Wherever the word "Banks" appears in the entries, copy the whole line.

Data records:
☆ ☆ ☆ ☆

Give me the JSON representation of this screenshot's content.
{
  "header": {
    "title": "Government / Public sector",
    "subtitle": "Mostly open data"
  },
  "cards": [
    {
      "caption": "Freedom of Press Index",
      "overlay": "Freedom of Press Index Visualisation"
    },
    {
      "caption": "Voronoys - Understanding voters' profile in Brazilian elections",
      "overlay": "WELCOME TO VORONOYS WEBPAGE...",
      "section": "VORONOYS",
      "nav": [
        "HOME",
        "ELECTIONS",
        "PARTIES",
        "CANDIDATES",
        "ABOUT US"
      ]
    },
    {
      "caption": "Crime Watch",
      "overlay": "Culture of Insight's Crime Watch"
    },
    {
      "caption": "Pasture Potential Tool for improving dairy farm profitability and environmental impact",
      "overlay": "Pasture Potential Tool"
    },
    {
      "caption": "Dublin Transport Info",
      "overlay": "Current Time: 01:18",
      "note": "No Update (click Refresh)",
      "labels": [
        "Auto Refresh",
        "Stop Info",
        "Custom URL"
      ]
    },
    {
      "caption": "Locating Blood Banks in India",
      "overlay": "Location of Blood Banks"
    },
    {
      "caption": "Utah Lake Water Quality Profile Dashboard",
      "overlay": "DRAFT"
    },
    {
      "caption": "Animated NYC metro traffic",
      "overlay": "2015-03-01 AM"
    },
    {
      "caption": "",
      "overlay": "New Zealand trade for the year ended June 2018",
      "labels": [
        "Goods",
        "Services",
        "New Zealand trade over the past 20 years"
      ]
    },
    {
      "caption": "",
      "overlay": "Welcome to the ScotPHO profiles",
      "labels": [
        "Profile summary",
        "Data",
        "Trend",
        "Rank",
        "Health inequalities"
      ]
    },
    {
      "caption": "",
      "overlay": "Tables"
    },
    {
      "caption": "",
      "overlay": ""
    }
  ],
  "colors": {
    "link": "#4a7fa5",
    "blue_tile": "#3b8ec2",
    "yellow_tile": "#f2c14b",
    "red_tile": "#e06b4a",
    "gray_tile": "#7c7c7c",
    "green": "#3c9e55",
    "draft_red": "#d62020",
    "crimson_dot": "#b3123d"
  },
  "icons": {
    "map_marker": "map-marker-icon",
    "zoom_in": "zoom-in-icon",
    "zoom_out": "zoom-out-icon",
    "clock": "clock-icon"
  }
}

☆ ☆ ☆ ☆

Full response:
      "caption": "Locating Blood Banks in India",
      "overlay": "Location of Blood Banks"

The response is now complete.